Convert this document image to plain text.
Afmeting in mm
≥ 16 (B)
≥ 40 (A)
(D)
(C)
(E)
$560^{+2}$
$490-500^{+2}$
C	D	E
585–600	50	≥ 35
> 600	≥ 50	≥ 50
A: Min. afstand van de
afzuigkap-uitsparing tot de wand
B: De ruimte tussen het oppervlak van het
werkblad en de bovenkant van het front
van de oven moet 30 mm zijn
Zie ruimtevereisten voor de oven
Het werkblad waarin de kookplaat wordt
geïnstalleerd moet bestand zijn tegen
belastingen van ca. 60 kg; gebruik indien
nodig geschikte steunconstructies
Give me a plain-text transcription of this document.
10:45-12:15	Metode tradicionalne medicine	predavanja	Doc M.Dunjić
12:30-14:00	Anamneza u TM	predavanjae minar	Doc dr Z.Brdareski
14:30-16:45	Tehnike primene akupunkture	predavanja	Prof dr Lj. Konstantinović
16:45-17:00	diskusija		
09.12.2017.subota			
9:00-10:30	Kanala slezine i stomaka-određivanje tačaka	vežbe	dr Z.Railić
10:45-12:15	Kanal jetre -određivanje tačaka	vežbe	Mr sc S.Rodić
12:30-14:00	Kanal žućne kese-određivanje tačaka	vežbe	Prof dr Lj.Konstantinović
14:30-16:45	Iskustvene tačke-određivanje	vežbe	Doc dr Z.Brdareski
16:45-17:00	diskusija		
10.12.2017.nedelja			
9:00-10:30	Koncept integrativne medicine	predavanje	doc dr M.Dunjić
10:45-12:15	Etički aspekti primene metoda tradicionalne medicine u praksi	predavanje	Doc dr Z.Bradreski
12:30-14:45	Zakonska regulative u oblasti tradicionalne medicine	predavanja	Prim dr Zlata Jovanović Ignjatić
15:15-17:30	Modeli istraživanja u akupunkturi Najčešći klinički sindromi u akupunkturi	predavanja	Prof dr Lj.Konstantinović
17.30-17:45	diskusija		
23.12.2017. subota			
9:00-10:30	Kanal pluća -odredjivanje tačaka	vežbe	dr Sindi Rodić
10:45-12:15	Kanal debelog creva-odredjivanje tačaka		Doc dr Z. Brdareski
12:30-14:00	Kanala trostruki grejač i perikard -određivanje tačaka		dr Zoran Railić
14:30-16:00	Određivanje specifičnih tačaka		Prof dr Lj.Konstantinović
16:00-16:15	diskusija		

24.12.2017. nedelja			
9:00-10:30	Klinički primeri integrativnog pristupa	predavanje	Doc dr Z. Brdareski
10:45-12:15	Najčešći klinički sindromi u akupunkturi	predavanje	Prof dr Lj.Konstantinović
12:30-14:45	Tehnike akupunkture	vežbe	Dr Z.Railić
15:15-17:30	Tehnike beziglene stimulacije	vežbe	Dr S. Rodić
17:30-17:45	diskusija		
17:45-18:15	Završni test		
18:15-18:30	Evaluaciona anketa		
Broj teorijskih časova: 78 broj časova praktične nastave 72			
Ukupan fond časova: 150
▬▬▬▬▬▬▬▬▬▬
Your task is to repeat each line of the material exactly.

Output for this exercise →
Convert this document image to plain text.
Afmeting in mm
≥ 16 (B)
≥ 40 (A)
(D)
(C)
(E)
$560^{+2}$
$490-500^{+2}$
C	D	E
585–600	50	≥ 35
> 600	≥ 50	≥ 50
A: Min. afstand van de
afzuigkap-uitsparing tot de wand
B: De ruimte tussen het oppervlak van het
werkblad en de bovenkant van het front
van de oven moet 30 mm zijn
Zie ruimtevereisten voor de oven
Het werkblad waarin de kookplaat wordt
geïnstalleerd moet bestand zijn tegen
belastingen van ca. 60 kg; gebruik indien
nodig geschikte steunconstructies
Give me a plain-text transcription of this document.
10:45-12:15	Metode tradicionalne medicine	predavanja	Doc M.Dunjić
12:30-14:00	Anamneza u TM	predavanjae minar	Doc dr Z.Brdareski
14:30-16:45	Tehnike primene akupunkture	predavanja	Prof dr Lj. Konstantinović
16:45-17:00	diskusija		
09.12.2017.subota			
9:00-10:30	Kanala slezine i stomaka-određivanje tačaka	vežbe	dr Z.Railić
10:45-12:15	Kanal jetre -određivanje tačaka	vežbe	Mr sc S.Rodić
12:30-14:00	Kanal žućne kese-određivanje tačaka	vežbe	Prof dr Lj.Konstantinović
14:30-16:45	Iskustvene tačke-određivanje	vežbe	Doc dr Z.Brdareski
16:45-17:00	diskusija		
10.12.2017.nedelja			
9:00-10:30	Koncept integrativne medicine	predavanje	doc dr M.Dunjić
10:45-12:15	Etički aspekti primene metoda tradicionalne medicine u praksi	predavanje	Doc dr Z.Bradreski
12:30-14:45	Zakonska regulative u oblasti tradicionalne medicine	predavanja	Prim dr Zlata Jovanović Ignjatić
15:15-17:30	Modeli istraživanja u akupunkturi Najčešći klinički sindromi u akupunkturi	predavanja	Prof dr Lj.Konstantinović
17.30-17:45	diskusija		
23.12.2017. subota			
9:00-10:30	Kanal pluća -odredjivanje tačaka	vežbe	dr Sindi Rodić
10:45-12:15	Kanal debelog creva-odredjivanje tačaka		Doc dr Z. Brdareski
12:30-14:00	Kanala trostruki grejač i perikard -određivanje tačaka		dr Zoran Railić
14:30-16:00	Određivanje specifičnih tačaka		Prof dr Lj.Konstantinović
16:00-16:15	diskusija		

24.12.2017. nedelja			
9:00-10:30	Klinički primeri integrativnog pristupa	predavanje	Doc dr Z. Brdareski
10:45-12:15	Najčešći klinički sindromi u akupunkturi	predavanje	Prof dr Lj.Konstantinović
12:30-14:45	Tehnike akupunkture	vežbe	Dr Z.Railić
15:15-17:30	Tehnike beziglene stimulacije	vežbe	Dr S. Rodić
17:30-17:45	diskusija		
17:45-18:15	Završni test		
18:15-18:30	Evaluaciona anketa		
Broj teorijskih časova: 78 broj časova praktične nastave 72			
Ukupan fond časova: 150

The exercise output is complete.